Dataset records:
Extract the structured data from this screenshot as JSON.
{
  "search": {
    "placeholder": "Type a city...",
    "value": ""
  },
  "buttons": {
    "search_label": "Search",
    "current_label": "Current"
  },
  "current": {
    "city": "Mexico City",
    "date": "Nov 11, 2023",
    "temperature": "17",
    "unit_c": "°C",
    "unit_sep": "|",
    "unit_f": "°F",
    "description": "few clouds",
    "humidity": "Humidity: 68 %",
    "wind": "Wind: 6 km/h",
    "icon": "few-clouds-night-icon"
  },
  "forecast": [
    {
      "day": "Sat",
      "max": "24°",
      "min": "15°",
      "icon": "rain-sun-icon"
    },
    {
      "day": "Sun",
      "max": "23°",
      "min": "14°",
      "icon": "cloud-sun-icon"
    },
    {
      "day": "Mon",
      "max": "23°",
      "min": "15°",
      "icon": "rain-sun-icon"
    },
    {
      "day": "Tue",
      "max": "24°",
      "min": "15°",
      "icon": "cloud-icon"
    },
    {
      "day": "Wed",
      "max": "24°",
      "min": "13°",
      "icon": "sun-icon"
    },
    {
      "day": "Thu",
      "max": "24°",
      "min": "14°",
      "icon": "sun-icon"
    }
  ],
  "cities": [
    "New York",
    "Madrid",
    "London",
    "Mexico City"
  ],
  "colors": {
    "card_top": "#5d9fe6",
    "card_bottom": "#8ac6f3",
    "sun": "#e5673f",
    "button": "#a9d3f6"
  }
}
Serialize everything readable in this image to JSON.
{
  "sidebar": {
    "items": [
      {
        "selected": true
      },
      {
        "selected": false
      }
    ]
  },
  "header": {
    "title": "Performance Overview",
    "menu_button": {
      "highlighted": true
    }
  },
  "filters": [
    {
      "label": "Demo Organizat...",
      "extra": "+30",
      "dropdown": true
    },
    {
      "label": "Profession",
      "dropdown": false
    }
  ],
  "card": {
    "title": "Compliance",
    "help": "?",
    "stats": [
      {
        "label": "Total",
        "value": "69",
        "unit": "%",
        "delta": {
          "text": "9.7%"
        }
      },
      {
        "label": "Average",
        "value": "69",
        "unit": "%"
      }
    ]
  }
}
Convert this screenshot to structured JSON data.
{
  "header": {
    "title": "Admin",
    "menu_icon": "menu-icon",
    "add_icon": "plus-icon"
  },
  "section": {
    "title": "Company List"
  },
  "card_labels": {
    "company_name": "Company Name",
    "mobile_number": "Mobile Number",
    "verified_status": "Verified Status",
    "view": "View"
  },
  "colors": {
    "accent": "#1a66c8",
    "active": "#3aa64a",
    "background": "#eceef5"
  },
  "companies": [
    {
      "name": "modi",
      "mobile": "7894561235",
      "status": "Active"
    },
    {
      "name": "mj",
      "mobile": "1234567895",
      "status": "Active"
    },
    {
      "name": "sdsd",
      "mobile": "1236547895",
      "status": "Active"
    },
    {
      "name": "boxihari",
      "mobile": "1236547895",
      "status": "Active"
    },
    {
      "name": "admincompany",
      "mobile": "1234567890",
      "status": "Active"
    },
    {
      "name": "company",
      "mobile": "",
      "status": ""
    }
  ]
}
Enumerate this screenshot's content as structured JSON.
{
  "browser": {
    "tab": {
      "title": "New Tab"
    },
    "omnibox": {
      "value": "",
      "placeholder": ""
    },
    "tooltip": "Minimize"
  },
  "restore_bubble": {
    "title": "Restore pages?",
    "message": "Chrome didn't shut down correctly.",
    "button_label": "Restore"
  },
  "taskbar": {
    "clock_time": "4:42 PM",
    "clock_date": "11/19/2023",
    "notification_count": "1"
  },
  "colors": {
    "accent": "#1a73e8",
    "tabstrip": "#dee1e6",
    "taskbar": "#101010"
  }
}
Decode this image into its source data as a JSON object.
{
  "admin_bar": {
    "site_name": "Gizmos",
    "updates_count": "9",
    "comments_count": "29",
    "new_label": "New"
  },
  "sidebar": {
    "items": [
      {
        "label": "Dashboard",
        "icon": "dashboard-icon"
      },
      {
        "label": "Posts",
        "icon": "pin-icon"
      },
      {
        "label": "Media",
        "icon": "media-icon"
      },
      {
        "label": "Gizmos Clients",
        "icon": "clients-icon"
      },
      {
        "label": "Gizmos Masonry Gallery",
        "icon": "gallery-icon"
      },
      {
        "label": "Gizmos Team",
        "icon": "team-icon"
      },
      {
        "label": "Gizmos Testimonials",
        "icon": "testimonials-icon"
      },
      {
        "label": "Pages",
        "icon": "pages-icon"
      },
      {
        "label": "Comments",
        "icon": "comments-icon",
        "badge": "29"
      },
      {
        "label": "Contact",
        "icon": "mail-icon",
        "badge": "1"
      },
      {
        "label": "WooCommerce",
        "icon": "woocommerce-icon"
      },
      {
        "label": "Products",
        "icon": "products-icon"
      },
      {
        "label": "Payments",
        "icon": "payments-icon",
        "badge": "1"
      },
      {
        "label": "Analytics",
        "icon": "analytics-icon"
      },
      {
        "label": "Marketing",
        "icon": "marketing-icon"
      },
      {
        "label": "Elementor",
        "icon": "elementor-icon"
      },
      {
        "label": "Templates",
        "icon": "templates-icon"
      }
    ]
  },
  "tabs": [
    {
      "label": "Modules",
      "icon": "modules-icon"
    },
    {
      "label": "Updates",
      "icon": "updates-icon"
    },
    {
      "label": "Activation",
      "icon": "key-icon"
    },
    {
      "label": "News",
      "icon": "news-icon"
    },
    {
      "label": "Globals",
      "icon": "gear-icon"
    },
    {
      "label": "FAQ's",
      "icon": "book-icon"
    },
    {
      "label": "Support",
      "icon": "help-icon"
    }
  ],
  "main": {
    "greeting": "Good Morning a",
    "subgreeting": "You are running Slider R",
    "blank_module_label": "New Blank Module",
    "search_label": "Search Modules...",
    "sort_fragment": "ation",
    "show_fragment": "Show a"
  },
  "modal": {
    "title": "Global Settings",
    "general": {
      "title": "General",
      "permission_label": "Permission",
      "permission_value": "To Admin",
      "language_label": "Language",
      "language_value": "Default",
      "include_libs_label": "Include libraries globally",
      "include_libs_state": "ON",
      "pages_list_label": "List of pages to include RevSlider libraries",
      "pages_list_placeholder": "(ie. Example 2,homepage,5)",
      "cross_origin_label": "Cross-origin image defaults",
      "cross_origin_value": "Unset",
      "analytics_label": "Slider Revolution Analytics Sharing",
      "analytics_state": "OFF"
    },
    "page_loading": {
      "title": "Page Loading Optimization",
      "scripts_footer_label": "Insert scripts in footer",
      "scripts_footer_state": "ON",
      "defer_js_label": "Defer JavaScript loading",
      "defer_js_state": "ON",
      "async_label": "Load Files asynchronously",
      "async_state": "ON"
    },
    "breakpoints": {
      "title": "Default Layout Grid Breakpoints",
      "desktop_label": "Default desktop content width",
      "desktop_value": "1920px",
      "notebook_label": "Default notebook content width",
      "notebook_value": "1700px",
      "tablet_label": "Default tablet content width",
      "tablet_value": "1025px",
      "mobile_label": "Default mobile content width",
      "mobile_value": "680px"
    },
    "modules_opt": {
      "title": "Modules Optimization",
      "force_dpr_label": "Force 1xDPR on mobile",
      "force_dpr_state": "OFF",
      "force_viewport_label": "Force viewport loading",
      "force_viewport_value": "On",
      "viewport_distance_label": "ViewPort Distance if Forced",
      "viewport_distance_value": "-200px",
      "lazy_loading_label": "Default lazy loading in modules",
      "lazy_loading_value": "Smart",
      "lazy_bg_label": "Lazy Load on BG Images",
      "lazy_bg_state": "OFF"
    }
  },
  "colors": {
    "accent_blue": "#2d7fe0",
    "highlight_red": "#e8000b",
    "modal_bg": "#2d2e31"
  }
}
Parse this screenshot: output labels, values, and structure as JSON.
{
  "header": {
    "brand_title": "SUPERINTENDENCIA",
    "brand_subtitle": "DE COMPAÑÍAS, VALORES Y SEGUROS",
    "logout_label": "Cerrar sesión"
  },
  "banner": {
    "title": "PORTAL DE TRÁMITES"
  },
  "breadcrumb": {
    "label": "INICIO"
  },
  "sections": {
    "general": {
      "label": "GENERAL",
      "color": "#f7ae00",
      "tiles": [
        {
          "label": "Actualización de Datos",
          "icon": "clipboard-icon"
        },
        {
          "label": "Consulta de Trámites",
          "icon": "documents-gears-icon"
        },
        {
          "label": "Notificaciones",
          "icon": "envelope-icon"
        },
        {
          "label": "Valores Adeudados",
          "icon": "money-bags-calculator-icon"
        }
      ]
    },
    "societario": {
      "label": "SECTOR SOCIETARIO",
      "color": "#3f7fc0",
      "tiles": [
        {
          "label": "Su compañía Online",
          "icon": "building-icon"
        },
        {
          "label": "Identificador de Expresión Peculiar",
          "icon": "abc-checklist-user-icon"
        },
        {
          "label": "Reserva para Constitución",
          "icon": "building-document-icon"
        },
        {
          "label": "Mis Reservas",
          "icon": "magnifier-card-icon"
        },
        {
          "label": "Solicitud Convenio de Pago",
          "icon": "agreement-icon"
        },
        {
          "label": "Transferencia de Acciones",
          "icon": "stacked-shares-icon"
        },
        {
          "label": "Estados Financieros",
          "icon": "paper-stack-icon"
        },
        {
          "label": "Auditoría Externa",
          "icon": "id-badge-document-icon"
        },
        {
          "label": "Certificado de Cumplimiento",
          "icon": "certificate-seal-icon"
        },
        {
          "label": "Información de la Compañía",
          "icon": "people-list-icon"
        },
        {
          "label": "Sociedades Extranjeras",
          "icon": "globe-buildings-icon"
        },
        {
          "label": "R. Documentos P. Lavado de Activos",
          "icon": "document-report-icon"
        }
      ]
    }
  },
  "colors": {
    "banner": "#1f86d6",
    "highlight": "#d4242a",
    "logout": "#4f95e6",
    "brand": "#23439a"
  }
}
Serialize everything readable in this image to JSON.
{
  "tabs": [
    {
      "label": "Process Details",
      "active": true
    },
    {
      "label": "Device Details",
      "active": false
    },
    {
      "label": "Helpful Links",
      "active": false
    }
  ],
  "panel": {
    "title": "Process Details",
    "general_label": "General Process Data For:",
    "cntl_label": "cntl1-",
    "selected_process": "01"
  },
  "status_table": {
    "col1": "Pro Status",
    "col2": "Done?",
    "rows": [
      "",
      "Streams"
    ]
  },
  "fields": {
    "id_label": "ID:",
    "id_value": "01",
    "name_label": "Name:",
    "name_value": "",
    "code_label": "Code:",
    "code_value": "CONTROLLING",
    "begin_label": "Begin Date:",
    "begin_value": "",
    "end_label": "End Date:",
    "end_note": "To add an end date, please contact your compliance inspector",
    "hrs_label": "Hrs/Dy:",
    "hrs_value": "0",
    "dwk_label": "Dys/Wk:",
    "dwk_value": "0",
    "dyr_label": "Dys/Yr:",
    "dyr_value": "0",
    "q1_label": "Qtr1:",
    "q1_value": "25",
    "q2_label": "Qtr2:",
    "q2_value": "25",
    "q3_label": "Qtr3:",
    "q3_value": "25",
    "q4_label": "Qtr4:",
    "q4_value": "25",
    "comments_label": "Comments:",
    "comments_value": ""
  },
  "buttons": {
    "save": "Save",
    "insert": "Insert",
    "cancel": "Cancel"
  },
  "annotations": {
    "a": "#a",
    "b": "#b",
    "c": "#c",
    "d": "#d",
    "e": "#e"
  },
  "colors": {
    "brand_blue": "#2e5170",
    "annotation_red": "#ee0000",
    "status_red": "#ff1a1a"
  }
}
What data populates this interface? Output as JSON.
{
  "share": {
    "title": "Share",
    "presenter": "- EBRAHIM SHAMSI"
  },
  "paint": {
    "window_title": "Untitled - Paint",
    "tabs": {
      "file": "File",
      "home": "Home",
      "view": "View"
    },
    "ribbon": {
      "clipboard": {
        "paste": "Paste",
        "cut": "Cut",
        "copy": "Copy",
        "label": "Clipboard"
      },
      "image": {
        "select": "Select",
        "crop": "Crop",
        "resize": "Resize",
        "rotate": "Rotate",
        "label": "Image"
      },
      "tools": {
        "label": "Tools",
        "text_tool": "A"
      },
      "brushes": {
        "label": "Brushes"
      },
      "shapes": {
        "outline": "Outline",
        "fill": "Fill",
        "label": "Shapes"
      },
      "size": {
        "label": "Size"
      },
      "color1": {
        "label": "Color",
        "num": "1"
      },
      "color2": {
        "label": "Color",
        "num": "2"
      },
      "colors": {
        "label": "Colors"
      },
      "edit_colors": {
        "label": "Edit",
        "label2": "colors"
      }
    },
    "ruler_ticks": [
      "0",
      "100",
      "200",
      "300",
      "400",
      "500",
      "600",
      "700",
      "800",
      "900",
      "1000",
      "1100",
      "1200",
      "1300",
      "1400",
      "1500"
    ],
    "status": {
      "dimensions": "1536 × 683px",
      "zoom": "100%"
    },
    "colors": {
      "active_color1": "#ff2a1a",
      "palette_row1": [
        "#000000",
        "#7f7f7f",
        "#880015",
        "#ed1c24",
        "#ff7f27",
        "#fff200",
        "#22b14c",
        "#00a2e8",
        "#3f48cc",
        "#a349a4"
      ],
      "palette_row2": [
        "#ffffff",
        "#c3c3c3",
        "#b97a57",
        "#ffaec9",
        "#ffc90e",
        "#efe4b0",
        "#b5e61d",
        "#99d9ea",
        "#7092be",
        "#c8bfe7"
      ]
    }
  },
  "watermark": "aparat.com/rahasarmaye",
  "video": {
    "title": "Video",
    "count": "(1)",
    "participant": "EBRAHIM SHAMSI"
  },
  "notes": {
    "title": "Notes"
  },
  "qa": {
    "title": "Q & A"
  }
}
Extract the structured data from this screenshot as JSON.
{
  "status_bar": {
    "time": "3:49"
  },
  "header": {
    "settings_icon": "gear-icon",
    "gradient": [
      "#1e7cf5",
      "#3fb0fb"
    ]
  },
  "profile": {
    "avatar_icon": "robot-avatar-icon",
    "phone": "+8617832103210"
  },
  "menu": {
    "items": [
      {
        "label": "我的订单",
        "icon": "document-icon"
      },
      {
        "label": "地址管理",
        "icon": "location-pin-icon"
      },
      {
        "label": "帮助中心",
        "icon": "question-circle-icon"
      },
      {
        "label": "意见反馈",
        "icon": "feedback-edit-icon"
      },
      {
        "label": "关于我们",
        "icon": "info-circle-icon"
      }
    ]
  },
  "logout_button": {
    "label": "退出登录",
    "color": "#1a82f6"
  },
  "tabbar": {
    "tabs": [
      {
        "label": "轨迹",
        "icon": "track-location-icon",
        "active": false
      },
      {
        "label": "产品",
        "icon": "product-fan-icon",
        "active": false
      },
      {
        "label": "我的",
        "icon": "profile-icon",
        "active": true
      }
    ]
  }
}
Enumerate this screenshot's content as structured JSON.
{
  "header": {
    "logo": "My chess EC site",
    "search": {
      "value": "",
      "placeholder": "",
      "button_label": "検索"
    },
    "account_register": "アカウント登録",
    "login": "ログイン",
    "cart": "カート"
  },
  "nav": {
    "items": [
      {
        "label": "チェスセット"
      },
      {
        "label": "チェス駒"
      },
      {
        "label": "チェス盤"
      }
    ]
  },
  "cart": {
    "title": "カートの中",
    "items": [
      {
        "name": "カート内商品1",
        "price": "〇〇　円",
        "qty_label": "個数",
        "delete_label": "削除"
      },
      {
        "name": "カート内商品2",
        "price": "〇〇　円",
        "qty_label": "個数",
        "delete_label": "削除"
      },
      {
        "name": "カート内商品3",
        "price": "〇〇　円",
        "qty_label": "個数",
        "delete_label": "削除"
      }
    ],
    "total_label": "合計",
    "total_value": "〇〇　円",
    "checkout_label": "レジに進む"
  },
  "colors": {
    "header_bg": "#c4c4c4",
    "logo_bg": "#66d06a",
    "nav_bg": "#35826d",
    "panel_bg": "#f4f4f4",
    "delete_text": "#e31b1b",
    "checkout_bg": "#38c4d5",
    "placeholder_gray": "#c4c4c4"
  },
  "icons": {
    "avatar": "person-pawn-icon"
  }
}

Your instructions: Lines that hold "SHAMSI" are the ones to copy; find all of them.

Answer for the task:
    "presenter": "- EBRAHIM SHAMSI"
    "participant": "EBRAHIM SHAMSI"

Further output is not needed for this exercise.